→ **INPUT DATA**:
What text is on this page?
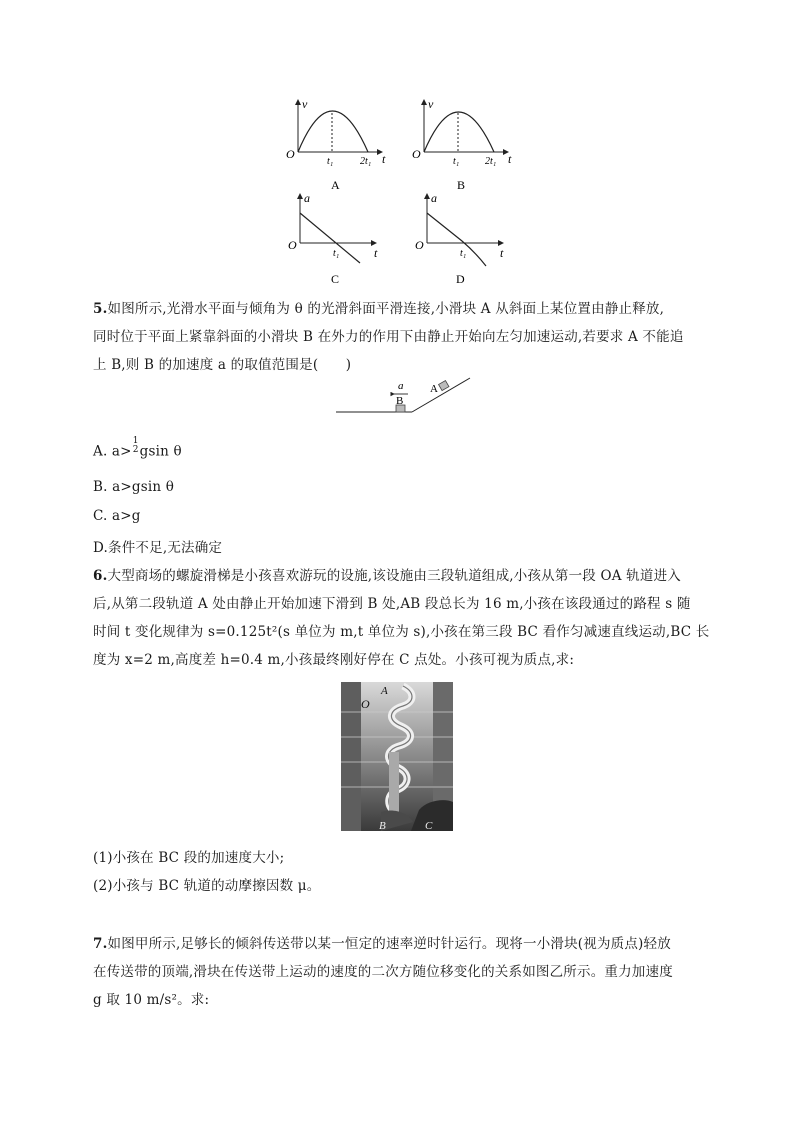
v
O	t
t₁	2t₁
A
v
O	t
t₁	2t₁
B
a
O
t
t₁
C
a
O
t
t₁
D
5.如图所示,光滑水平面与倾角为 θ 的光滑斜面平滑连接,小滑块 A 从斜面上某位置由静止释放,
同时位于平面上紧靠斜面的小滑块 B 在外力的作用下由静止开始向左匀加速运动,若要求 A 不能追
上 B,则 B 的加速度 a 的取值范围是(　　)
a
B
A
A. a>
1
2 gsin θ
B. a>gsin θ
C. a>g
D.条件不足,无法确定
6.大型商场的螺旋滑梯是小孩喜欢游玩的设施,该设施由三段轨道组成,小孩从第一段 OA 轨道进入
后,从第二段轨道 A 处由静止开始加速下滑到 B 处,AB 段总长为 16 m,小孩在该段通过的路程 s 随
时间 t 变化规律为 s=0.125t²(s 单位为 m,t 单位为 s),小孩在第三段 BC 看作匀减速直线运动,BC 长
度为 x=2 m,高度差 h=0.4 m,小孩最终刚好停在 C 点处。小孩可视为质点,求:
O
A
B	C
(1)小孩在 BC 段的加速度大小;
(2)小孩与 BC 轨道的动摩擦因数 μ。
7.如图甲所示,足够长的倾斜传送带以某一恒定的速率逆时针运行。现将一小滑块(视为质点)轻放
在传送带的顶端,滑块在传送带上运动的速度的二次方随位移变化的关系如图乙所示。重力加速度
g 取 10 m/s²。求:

→ **THE EXERCISE**:
Repeat the records above exactly, leaving out any pictures they contain.

→ **WRITTEN SOLUTION**:
What text is on this page?
v
O	t
t₁	2t₁
A
v
O	t
t₁	2t₁
B
a
O
t
t₁
C
a
O
t
t₁
D
5.如图所示,光滑水平面与倾角为 θ 的光滑斜面平滑连接,小滑块 A 从斜面上某位置由静止释放,
同时位于平面上紧靠斜面的小滑块 B 在外力的作用下由静止开始向左匀加速运动,若要求 A 不能追
上 B,则 B 的加速度 a 的取值范围是(　　)
a
B
A
A. a>
1
2 gsin θ
B. a>gsin θ
C. a>g
D.条件不足,无法确定
6.大型商场的螺旋滑梯是小孩喜欢游玩的设施,该设施由三段轨道组成,小孩从第一段 OA 轨道进入
后,从第二段轨道 A 处由静止开始加速下滑到 B 处,AB 段总长为 16 m,小孩在该段通过的路程 s 随
时间 t 变化规律为 s=0.125t²(s 单位为 m,t 单位为 s),小孩在第三段 BC 看作匀减速直线运动,BC 长
度为 x=2 m,高度差 h=0.4 m,小孩最终刚好停在 C 点处。小孩可视为质点,求:
O
A
B	C
(1)小孩在 BC 段的加速度大小;
(2)小孩与 BC 轨道的动摩擦因数 μ。
7.如图甲所示,足够长的倾斜传送带以某一恒定的速率逆时针运行。现将一小滑块(视为质点)轻放
在传送带的顶端,滑块在传送带上运动的速度的二次方随位移变化的关系如图乙所示。重力加速度
g 取 10 m/s²。求:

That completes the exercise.